» **What to do**:
Extract each line of the data below exactly as written.

════════════════

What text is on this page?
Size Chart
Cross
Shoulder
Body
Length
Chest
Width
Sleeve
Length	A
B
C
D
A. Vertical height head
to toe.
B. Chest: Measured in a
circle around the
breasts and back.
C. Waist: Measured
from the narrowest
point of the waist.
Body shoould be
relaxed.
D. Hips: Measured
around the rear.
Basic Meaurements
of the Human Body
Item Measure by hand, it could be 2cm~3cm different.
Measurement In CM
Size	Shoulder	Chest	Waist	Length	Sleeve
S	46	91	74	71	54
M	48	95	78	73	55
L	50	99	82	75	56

════════════════

» **Result**:
What text is on this page?
Size Chart
Cross
Shoulder
Body
Length
Chest
Width
Sleeve
Length	A
B
C
D
A. Vertical height head
to toe.
B. Chest: Measured in a
circle around the
breasts and back.
C. Waist: Measured
from the narrowest
point of the waist.
Body shoould be
relaxed.
D. Hips: Measured
around the rear.
Basic Meaurements
of the Human Body
Item Measure by hand, it could be 2cm~3cm different.
Measurement In CM
Size	Shoulder	Chest	Waist	Length	Sleeve
S	46	91	74	71	54
M	48	95	78	73	55
L	50	99	82	75	56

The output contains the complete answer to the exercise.